* Begin Record set *
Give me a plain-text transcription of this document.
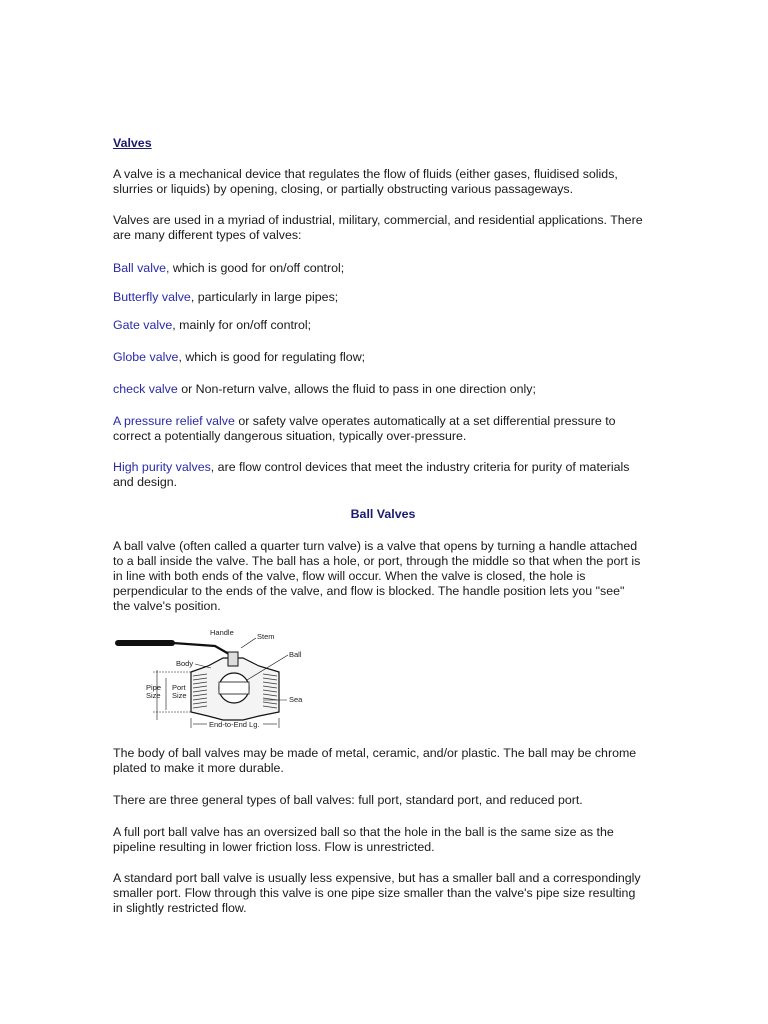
Valves

A valve is a mechanical device that regulates the flow of fluids (either gases, fluidised solids, slurries or liquids) by opening, closing, or partially obstructing various passageways.

Valves are used in a myriad of industrial, military, commercial, and residential applications. There are many different types of valves:

Ball valve, which is good for on/off control;

Butterfly valve, particularly in large pipes;

Gate valve, mainly for on/off control;

Globe valve, which is good for regulating flow;

check valve or Non-return valve, allows the fluid to pass in one direction only;

A pressure relief valve or safety valve operates automatically at a set differential pressure to correct a potentially dangerous situation, typically over-pressure.

High purity valves, are flow control devices that meet the industry criteria for purity of materials and design.

Ball Valves

A ball valve (often called a quarter turn valve) is a valve that opens by turning a handle attached to a ball inside the valve. The ball has a hole, or port, through the middle so that when the port is in line with both ends of the valve, flow will occur. When the valve is closed, the hole is perpendicular to the ends of the valve, and flow is blocked. The handle position lets you "see" the valve's position.

The body of ball valves may be made of metal, ceramic, and/or plastic. The ball may be chrome plated to make it more durable.

There are three general types of ball valves: full port, standard port, and reduced port.

A full port ball valve has an oversized ball so that the hole in the ball is the same size as the pipeline resulting in lower friction loss. Flow is unrestricted.

A standard port ball valve is usually less expensive, but has a smaller ball and a correspondingly smaller port. Flow through this valve is one pipe size smaller than the valve's pipe size resulting in slightly restricted flow.

Handle	Stem
Ball
Body
Pipe
Size
Port
Size	Sea
End-to-End Lg.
* End Record set *
[Work instructions]:
Above are the records; copy every line in them that holds the word "through".

[Answer to the task]:
A ball valve (often called a quarter turn valve) is a valve that opens by turning a handle attached to a ball inside the valve. The ball has a hole, or port, through the middle so that when the port is in line with both ends of the valve, flow will occur. When the valve is closed, the hole is perpendicular to the ends of the valve, and flow is blocked. The handle position lets you "see" the valve's position.
A standard port ball valve is usually less expensive, but has a smaller ball and a correspondingly smaller port. Flow through this valve is one pipe size smaller than the valve's pipe size resulting in slightly restricted flow.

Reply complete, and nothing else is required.